[Working data]

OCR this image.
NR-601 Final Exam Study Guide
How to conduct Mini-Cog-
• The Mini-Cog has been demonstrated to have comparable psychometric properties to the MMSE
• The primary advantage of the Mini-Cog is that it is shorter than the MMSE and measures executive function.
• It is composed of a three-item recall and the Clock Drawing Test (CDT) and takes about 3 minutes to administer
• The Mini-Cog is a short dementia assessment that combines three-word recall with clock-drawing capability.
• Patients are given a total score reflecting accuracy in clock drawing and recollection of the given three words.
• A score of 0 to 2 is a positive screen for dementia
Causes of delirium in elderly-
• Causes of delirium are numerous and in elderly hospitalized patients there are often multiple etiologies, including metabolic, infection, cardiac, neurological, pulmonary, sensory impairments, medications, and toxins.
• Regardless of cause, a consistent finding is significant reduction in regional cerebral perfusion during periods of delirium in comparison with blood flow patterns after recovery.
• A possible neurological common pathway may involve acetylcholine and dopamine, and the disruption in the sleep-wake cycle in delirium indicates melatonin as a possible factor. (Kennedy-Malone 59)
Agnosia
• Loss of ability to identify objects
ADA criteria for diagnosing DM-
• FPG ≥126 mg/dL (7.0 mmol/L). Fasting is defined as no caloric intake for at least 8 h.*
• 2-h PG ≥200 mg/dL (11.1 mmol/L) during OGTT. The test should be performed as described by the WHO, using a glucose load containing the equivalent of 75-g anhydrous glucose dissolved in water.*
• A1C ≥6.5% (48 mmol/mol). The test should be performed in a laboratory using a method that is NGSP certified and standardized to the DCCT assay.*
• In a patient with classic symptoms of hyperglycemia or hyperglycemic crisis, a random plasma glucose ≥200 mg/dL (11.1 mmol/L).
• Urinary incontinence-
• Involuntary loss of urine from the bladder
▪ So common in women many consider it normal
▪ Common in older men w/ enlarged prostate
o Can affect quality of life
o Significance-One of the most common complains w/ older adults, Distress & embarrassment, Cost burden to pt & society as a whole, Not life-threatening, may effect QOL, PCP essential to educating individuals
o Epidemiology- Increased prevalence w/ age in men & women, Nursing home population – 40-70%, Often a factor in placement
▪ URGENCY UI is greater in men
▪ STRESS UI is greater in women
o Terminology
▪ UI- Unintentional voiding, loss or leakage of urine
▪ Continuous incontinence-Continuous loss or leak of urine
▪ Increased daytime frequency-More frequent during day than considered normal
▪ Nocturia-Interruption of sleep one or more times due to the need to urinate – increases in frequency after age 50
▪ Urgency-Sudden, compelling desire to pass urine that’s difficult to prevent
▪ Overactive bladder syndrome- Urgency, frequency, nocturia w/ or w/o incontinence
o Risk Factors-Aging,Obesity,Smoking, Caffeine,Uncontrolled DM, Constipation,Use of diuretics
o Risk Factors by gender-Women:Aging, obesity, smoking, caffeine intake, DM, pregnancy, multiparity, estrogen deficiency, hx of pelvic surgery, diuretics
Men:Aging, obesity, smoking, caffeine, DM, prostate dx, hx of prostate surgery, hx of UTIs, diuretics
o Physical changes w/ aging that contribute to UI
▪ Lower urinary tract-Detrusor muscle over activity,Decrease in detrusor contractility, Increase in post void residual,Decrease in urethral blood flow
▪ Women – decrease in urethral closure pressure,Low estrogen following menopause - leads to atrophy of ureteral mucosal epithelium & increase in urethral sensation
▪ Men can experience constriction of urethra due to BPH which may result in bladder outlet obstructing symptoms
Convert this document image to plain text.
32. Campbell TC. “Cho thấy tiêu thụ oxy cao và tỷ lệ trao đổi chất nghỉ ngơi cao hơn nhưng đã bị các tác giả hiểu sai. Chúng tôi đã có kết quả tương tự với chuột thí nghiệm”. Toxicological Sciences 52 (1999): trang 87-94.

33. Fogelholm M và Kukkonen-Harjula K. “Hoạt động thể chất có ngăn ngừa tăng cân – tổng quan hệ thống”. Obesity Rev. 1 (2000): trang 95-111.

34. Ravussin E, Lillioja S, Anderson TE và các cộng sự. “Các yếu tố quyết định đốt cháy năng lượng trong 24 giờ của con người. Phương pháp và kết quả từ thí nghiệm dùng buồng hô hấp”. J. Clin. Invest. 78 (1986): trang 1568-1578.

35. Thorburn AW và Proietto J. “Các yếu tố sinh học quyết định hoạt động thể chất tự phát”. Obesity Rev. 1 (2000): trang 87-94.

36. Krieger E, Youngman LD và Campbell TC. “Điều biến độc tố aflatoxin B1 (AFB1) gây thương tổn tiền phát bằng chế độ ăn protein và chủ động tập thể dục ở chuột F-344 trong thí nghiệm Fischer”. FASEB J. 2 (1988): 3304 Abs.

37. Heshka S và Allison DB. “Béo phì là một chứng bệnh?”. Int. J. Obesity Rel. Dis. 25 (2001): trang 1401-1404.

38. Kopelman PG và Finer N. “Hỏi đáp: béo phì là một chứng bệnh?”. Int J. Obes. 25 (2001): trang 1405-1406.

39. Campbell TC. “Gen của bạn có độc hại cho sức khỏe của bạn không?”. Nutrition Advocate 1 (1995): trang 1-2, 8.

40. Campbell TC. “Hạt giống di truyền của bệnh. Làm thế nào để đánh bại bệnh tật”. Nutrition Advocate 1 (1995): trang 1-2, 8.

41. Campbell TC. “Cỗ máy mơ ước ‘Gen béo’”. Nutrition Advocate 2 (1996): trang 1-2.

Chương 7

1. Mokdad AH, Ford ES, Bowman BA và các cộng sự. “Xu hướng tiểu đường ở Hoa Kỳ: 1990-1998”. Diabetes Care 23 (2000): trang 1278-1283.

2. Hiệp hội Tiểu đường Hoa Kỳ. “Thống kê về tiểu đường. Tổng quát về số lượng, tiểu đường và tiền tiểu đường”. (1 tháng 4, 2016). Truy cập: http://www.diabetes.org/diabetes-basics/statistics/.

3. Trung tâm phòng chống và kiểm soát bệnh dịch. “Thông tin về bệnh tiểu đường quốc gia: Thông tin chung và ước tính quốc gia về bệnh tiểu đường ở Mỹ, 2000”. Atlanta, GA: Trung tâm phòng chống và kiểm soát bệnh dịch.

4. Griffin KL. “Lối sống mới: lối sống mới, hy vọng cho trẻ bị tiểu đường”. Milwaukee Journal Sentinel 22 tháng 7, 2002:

[/Working data]

The data above should be output exactly, with each line intact.

OCR this image.
NR-601 Final Exam Study Guide
How to conduct Mini-Cog-
• The Mini-Cog has been demonstrated to have comparable psychometric properties to the MMSE
• The primary advantage of the Mini-Cog is that it is shorter than the MMSE and measures executive function.
• It is composed of a three-item recall and the Clock Drawing Test (CDT) and takes about 3 minutes to administer
• The Mini-Cog is a short dementia assessment that combines three-word recall with clock-drawing capability.
• Patients are given a total score reflecting accuracy in clock drawing and recollection of the given three words.
• A score of 0 to 2 is a positive screen for dementia
Causes of delirium in elderly-
• Causes of delirium are numerous and in elderly hospitalized patients there are often multiple etiologies, including metabolic, infection, cardiac, neurological, pulmonary, sensory impairments, medications, and toxins.
• Regardless of cause, a consistent finding is significant reduction in regional cerebral perfusion during periods of delirium in comparison with blood flow patterns after recovery.
• A possible neurological common pathway may involve acetylcholine and dopamine, and the disruption in the sleep-wake cycle in delirium indicates melatonin as a possible factor. (Kennedy-Malone 59)
Agnosia
• Loss of ability to identify objects
ADA criteria for diagnosing DM-
• FPG ≥126 mg/dL (7.0 mmol/L). Fasting is defined as no caloric intake for at least 8 h.*
• 2-h PG ≥200 mg/dL (11.1 mmol/L) during OGTT. The test should be performed as described by the WHO, using a glucose load containing the equivalent of 75-g anhydrous glucose dissolved in water.*
• A1C ≥6.5% (48 mmol/mol). The test should be performed in a laboratory using a method that is NGSP certified and standardized to the DCCT assay.*
• In a patient with classic symptoms of hyperglycemia or hyperglycemic crisis, a random plasma glucose ≥200 mg/dL (11.1 mmol/L).
• Urinary incontinence-
• Involuntary loss of urine from the bladder
▪ So common in women many consider it normal
▪ Common in older men w/ enlarged prostate
o Can affect quality of life
o Significance-One of the most common complains w/ older adults, Distress & embarrassment, Cost burden to pt & society as a whole, Not life-threatening, may effect QOL, PCP essential to educating individuals
o Epidemiology- Increased prevalence w/ age in men & women, Nursing home population – 40-70%, Often a factor in placement
▪ URGENCY UI is greater in men
▪ STRESS UI is greater in women
o Terminology
▪ UI- Unintentional voiding, loss or leakage of urine
▪ Continuous incontinence-Continuous loss or leak of urine
▪ Increased daytime frequency-More frequent during day than considered normal
▪ Nocturia-Interruption of sleep one or more times due to the need to urinate – increases in frequency after age 50
▪ Urgency-Sudden, compelling desire to pass urine that’s difficult to prevent
▪ Overactive bladder syndrome- Urgency, frequency, nocturia w/ or w/o incontinence
o Risk Factors-Aging,Obesity,Smoking, Caffeine,Uncontrolled DM, Constipation,Use of diuretics
o Risk Factors by gender-Women:Aging, obesity, smoking, caffeine intake, DM, pregnancy, multiparity, estrogen deficiency, hx of pelvic surgery, diuretics
Men:Aging, obesity, smoking, caffeine, DM, prostate dx, hx of prostate surgery, hx of UTIs, diuretics
o Physical changes w/ aging that contribute to UI
▪ Lower urinary tract-Detrusor muscle over activity,Decrease in detrusor contractility, Increase in post void residual,Decrease in urethral blood flow
▪ Women – decrease in urethral closure pressure,Low estrogen following menopause - leads to atrophy of ureteral mucosal epithelium & increase in urethral sensation
▪ Men can experience constriction of urethra due to BPH which may result in bladder outlet obstructing symptoms
Convert this document image to plain text.
32. Campbell TC. “Cho thấy tiêu thụ oxy cao và tỷ lệ trao đổi chất nghỉ ngơi cao hơn nhưng đã bị các tác giả hiểu sai. Chúng tôi đã có kết quả tương tự với chuột thí nghiệm”. Toxicological Sciences 52 (1999): trang 87-94.

33. Fogelholm M và Kukkonen-Harjula K. “Hoạt động thể chất có ngăn ngừa tăng cân – tổng quan hệ thống”. Obesity Rev. 1 (2000): trang 95-111.

34. Ravussin E, Lillioja S, Anderson TE và các cộng sự. “Các yếu tố quyết định đốt cháy năng lượng trong 24 giờ của con người. Phương pháp và kết quả từ thí nghiệm dùng buồng hô hấp”. J. Clin. Invest. 78 (1986): trang 1568-1578.

35. Thorburn AW và Proietto J. “Các yếu tố sinh học quyết định hoạt động thể chất tự phát”. Obesity Rev. 1 (2000): trang 87-94.

36. Krieger E, Youngman LD và Campbell TC. “Điều biến độc tố aflatoxin B1 (AFB1) gây thương tổn tiền phát bằng chế độ ăn protein và chủ động tập thể dục ở chuột F-344 trong thí nghiệm Fischer”. FASEB J. 2 (1988): 3304 Abs.

37. Heshka S và Allison DB. “Béo phì là một chứng bệnh?”. Int. J. Obesity Rel. Dis. 25 (2001): trang 1401-1404.

38. Kopelman PG và Finer N. “Hỏi đáp: béo phì là một chứng bệnh?”. Int J. Obes. 25 (2001): trang 1405-1406.

39. Campbell TC. “Gen của bạn có độc hại cho sức khỏe của bạn không?”. Nutrition Advocate 1 (1995): trang 1-2, 8.

40. Campbell TC. “Hạt giống di truyền của bệnh. Làm thế nào để đánh bại bệnh tật”. Nutrition Advocate 1 (1995): trang 1-2, 8.

41. Campbell TC. “Cỗ máy mơ ước ‘Gen béo’”. Nutrition Advocate 2 (1996): trang 1-2.

Chương 7

1. Mokdad AH, Ford ES, Bowman BA và các cộng sự. “Xu hướng tiểu đường ở Hoa Kỳ: 1990-1998”. Diabetes Care 23 (2000): trang 1278-1283.

2. Hiệp hội Tiểu đường Hoa Kỳ. “Thống kê về tiểu đường. Tổng quát về số lượng, tiểu đường và tiền tiểu đường”. (1 tháng 4, 2016). Truy cập: http://www.diabetes.org/diabetes-basics/statistics/.

3. Trung tâm phòng chống và kiểm soát bệnh dịch. “Thông tin về bệnh tiểu đường quốc gia: Thông tin chung và ước tính quốc gia về bệnh tiểu đường ở Mỹ, 2000”. Atlanta, GA: Trung tâm phòng chống và kiểm soát bệnh dịch.

4. Griffin KL. “Lối sống mới: lối sống mới, hy vọng cho trẻ bị tiểu đường”. Milwaukee Journal Sentinel 22 tháng 7, 2002:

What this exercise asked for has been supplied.